■ DATASET EXTRACT ■
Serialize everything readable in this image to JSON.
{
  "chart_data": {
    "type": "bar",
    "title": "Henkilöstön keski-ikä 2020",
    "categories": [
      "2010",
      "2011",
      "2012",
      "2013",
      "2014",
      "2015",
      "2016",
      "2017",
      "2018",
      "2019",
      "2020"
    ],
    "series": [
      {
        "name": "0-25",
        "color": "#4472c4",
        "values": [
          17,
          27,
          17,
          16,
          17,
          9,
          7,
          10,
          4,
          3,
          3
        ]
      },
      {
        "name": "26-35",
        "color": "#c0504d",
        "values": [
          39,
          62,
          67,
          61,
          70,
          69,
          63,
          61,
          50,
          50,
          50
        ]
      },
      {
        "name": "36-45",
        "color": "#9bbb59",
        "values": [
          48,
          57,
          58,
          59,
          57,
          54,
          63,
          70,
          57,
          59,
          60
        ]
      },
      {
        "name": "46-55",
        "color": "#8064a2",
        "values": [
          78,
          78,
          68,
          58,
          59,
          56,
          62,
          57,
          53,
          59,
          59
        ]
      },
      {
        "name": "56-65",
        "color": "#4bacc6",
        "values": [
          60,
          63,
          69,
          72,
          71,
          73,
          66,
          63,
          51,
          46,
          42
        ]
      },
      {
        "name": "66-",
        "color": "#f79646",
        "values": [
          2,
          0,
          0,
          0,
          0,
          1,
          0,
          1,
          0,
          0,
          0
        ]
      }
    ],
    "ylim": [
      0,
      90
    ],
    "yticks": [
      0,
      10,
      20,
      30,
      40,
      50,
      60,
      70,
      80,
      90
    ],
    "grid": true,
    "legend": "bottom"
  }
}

■ TASK OBJECTIVE ■
Indicate how many lines of the material include the word "color"; the number alone is required.

■ PROBLEM SOLUTION ■
6